__Listing__.

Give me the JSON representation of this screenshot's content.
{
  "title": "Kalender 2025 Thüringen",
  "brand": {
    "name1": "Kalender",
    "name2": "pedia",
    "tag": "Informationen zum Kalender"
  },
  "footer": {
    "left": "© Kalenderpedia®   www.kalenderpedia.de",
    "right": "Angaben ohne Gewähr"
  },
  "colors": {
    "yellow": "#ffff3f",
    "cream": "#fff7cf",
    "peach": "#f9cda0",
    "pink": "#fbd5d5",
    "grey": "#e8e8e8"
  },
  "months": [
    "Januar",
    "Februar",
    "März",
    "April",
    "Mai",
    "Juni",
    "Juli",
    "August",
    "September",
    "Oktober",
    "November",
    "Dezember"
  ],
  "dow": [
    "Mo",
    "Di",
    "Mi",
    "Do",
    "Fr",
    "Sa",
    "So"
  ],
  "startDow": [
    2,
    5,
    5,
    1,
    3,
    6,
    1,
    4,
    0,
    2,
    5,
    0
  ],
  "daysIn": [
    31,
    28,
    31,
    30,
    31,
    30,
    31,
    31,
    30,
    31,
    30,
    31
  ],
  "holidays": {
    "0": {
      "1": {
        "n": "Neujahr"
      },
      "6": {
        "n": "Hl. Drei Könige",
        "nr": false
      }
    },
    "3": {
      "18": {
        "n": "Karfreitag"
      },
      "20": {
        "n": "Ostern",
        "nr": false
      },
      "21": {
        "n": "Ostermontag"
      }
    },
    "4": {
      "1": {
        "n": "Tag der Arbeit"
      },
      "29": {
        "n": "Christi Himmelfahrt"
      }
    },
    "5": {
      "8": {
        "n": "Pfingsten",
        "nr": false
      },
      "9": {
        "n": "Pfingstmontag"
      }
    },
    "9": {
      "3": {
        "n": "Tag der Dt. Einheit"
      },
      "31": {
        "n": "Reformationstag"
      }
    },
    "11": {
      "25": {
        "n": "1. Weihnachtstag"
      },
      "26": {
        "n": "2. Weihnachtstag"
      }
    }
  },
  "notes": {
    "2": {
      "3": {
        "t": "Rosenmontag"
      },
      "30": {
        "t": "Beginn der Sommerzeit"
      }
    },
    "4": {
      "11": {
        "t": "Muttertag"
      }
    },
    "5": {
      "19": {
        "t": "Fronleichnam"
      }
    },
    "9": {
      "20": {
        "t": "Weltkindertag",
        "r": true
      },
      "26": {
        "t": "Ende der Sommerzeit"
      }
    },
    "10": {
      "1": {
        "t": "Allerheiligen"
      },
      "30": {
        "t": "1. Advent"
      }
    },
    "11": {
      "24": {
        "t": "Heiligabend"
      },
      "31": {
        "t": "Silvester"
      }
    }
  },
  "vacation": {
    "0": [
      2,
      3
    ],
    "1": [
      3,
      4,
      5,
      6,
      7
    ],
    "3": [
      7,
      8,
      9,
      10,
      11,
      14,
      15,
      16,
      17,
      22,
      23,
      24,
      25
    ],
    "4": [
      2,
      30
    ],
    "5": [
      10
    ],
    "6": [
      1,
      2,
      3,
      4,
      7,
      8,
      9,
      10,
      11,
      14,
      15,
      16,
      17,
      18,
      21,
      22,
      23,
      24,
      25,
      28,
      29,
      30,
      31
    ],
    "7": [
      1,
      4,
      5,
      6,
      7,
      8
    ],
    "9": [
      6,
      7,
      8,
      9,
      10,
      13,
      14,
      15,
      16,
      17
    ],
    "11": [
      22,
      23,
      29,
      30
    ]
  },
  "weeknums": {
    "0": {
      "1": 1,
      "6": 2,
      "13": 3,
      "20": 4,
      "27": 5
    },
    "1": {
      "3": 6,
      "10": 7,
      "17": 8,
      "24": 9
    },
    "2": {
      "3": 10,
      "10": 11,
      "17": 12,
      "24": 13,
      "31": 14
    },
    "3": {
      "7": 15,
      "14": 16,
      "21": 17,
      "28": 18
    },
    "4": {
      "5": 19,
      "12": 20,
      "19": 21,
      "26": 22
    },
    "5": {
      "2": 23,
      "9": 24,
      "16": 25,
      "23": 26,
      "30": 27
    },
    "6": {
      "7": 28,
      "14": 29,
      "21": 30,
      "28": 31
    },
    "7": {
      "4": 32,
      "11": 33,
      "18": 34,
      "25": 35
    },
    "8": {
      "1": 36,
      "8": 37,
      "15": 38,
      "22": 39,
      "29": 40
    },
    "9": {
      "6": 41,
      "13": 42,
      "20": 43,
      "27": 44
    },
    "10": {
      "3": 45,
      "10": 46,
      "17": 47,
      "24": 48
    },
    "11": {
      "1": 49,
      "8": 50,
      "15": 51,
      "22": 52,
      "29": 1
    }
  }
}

__Work to do__. Search the lines above for the string "Sommerzeit", then show every one that has it.

__Solution to the exercise__.
        "t": "Beginn der Sommerzeit"
        "t": "Ende der Sommerzeit"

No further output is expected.